** Begin Material supplied **

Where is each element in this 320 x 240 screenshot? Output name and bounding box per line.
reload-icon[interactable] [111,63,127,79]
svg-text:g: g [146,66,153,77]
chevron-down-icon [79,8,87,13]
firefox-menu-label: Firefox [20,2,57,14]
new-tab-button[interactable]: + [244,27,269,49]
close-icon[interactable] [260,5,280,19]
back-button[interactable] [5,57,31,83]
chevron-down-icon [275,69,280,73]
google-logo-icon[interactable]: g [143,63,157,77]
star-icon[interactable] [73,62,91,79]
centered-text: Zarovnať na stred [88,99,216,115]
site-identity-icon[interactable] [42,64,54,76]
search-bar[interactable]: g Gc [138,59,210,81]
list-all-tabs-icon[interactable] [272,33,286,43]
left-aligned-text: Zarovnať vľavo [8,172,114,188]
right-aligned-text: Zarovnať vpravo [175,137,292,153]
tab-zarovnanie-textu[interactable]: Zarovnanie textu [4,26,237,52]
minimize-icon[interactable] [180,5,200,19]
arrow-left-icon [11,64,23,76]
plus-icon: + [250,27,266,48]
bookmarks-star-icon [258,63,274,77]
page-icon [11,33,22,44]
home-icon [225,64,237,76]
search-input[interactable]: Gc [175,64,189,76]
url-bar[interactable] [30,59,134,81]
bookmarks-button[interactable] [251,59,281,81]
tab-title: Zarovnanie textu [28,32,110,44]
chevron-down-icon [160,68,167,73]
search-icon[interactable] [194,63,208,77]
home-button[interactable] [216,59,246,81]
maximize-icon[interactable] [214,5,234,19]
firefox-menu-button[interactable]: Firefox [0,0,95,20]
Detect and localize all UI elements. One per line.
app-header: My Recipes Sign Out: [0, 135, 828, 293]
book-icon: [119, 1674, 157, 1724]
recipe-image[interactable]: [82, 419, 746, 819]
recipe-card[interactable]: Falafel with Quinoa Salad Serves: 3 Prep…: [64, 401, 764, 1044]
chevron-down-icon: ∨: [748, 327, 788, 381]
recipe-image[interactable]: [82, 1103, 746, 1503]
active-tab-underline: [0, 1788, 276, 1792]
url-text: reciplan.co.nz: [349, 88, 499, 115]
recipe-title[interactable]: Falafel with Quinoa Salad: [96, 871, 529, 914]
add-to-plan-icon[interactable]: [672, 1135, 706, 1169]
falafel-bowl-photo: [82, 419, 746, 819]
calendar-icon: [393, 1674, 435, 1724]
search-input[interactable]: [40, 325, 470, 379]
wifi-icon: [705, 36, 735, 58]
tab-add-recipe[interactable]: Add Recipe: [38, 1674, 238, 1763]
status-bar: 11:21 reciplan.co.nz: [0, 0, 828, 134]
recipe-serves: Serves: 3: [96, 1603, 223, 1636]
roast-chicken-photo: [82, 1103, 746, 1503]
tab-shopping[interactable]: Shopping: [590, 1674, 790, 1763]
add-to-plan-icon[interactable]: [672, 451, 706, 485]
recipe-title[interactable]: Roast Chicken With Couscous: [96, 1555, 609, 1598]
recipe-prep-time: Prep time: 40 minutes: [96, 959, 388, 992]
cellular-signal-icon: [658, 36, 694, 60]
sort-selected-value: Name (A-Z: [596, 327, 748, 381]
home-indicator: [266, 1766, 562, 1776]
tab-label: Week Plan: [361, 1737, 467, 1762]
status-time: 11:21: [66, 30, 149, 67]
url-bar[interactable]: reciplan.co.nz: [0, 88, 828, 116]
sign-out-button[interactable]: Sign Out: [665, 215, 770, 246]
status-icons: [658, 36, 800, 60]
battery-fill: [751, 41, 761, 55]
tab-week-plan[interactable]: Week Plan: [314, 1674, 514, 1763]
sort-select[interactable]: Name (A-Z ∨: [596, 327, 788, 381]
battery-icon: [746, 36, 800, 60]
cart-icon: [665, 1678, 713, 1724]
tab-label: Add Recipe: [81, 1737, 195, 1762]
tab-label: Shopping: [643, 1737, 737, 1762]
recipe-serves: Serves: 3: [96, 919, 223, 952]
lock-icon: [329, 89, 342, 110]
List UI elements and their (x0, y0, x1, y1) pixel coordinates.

** End Material supplied **
** Begin Material supplied **

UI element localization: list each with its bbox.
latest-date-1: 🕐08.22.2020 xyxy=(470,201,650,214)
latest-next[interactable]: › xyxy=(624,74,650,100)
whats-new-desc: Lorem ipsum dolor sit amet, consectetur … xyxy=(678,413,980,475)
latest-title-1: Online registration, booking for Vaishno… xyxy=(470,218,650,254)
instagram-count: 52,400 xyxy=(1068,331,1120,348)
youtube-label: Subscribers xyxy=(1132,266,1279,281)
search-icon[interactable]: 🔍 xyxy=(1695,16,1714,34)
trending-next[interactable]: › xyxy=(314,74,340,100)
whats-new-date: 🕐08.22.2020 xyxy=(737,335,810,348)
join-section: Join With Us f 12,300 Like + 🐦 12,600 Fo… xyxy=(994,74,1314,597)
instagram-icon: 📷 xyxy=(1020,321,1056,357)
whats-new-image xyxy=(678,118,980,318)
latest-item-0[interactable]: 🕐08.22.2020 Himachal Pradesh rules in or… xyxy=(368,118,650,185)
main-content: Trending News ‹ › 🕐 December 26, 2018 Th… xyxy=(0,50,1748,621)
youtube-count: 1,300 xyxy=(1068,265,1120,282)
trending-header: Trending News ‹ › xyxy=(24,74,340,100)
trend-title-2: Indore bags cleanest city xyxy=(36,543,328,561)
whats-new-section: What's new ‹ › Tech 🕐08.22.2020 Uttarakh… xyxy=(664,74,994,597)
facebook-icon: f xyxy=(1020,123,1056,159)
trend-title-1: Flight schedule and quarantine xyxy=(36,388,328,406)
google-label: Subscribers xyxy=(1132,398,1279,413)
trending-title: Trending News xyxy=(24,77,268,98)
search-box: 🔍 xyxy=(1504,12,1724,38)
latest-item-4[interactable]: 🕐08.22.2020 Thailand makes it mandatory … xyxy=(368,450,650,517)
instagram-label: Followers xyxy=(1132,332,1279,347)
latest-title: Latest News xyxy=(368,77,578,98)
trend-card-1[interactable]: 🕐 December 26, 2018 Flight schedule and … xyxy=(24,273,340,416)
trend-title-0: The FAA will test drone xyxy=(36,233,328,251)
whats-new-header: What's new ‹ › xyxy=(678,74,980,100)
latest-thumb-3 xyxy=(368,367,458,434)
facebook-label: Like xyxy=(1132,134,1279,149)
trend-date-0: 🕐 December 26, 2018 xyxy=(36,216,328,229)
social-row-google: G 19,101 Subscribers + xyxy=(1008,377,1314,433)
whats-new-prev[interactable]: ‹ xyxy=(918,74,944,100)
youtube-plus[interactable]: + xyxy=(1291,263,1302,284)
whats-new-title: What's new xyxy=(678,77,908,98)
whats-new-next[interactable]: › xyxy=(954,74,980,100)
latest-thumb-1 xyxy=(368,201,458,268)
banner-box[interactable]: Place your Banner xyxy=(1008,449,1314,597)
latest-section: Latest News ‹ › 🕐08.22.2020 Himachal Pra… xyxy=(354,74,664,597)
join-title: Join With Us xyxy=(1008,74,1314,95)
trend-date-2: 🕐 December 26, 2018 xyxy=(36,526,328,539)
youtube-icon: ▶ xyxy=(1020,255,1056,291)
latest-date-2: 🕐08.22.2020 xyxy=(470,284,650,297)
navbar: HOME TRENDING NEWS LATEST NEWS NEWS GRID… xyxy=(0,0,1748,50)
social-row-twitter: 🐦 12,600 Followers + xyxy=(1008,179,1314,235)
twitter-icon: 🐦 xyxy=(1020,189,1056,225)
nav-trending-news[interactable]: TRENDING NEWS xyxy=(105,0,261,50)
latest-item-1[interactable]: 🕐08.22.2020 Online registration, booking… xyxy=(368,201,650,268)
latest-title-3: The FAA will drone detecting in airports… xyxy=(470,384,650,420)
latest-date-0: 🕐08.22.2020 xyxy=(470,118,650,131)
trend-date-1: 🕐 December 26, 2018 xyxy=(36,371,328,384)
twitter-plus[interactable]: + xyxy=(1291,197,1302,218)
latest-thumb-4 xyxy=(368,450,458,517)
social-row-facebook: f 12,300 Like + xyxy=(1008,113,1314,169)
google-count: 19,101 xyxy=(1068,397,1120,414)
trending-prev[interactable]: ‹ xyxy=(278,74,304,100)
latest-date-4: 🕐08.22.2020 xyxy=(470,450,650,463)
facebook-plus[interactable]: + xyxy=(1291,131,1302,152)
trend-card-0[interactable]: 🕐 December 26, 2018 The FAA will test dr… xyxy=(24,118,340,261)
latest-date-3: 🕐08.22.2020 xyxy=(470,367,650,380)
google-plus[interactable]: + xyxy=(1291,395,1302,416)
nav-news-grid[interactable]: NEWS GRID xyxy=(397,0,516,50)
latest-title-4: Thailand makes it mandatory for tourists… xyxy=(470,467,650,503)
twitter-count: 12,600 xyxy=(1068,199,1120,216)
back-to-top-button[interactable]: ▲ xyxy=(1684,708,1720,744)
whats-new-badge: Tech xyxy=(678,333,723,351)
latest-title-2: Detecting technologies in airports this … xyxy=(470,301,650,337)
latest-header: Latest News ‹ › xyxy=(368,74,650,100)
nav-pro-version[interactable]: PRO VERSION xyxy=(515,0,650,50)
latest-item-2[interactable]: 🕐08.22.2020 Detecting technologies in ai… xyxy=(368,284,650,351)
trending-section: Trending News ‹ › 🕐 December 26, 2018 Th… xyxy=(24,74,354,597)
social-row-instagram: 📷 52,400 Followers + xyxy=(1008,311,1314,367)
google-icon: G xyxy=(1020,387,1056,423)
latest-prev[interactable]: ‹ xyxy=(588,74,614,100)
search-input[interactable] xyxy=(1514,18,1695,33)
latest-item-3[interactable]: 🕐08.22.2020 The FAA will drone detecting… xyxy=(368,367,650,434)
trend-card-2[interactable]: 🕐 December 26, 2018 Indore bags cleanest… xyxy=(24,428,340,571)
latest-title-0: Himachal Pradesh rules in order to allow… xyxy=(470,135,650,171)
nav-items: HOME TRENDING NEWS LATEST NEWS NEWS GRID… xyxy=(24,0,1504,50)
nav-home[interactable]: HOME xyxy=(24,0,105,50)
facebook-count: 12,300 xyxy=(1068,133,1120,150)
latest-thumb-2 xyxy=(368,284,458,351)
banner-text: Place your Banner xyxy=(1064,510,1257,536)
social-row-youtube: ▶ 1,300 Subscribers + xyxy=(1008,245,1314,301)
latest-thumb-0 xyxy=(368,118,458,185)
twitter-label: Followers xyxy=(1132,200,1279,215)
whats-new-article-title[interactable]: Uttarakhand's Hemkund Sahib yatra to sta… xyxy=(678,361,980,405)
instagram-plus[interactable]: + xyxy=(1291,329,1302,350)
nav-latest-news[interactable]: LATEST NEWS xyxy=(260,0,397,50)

** End Material supplied **
** Begin Material supplied **

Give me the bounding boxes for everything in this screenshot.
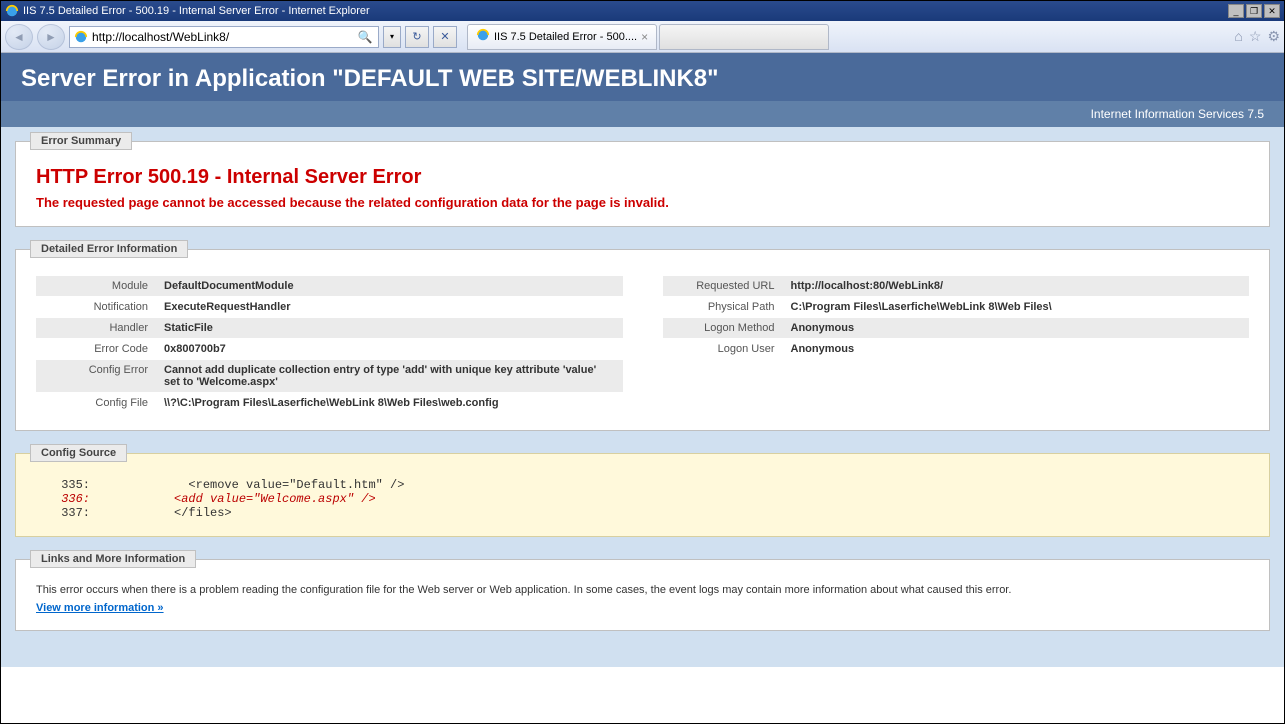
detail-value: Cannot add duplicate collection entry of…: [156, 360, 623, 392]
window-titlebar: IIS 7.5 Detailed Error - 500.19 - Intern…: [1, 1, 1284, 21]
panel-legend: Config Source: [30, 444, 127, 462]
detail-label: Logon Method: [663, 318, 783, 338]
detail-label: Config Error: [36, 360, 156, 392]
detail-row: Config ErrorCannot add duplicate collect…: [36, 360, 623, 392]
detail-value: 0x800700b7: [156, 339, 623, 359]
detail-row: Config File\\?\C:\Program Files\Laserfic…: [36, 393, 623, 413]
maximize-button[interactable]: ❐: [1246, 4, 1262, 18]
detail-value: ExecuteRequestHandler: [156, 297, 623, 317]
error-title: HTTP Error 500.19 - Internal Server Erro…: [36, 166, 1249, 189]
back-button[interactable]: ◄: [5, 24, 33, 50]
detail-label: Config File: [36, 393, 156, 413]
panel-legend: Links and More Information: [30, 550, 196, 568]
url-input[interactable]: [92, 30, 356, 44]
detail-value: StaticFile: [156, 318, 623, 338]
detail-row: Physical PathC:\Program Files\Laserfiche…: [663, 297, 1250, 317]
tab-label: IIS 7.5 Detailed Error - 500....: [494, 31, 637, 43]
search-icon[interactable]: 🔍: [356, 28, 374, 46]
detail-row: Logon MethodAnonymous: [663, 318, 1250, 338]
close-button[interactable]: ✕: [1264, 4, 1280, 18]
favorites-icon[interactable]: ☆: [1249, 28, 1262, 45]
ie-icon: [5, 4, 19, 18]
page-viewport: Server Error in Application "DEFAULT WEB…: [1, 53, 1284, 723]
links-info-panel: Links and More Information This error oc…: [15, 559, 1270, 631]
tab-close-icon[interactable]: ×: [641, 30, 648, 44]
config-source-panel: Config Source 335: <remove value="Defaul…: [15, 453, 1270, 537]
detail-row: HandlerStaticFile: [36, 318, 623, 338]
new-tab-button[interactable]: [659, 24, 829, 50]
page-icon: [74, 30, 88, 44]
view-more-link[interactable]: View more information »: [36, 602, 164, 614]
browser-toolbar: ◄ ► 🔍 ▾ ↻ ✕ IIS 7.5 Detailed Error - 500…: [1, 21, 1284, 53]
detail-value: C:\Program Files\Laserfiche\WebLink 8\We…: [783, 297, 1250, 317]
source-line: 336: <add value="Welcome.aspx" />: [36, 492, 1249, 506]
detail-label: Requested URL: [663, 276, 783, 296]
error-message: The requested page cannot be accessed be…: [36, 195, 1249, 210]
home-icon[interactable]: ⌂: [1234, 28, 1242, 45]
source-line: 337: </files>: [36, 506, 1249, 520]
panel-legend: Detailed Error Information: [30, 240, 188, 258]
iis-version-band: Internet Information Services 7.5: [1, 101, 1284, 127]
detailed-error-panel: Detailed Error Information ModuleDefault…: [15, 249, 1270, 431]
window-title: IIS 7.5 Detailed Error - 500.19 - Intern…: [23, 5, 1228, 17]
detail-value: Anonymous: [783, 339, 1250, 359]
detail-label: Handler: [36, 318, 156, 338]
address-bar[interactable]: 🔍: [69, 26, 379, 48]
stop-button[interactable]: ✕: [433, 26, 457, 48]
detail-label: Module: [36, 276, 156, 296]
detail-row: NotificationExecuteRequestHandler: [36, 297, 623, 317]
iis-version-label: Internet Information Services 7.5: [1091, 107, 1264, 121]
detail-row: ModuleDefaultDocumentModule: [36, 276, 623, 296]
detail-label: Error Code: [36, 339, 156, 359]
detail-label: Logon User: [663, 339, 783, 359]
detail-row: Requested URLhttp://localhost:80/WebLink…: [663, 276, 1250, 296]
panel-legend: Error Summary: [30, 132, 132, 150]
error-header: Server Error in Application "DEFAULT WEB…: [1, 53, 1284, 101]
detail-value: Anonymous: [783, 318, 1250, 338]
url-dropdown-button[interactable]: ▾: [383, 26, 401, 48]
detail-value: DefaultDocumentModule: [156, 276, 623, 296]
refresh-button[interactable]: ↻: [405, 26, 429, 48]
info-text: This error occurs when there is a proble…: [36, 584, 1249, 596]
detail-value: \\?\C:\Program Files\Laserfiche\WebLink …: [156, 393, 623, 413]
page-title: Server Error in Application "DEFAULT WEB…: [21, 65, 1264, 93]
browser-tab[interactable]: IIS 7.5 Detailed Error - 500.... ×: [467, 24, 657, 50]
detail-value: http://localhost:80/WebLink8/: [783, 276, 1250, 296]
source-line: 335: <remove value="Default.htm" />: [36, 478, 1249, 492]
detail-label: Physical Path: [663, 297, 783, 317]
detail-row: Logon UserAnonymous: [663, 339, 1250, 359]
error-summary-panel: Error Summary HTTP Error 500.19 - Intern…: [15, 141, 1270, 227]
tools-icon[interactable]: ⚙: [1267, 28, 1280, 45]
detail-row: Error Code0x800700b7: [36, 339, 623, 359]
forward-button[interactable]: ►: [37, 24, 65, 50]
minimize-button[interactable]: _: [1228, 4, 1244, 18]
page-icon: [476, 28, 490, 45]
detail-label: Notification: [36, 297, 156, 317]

** End Material supplied **

→ Exercise directions
Reproduce the data word for word, from the line with "detail-value: Cannot add" up to and including the line with "detail-row: Config File\\?\C:\Program".

→ Response for this exercise
detail-value: Cannot add duplicate collection entry of…: [156, 360, 623, 392]
window-titlebar: IIS 7.5 Detailed Error - 500.19 - Intern…: [1, 1, 1284, 21]
panel-legend: Config Source: [30, 444, 127, 462]
detail-label: Logon Method: [663, 318, 783, 338]
detail-label: Config Error: [36, 360, 156, 392]
detail-row: Config ErrorCannot add duplicate collect…: [36, 360, 623, 392]
detail-value: 0x800700b7: [156, 339, 623, 359]
detail-row: Config File\\?\C:\Program Files\Laserfic…: [36, 393, 623, 413]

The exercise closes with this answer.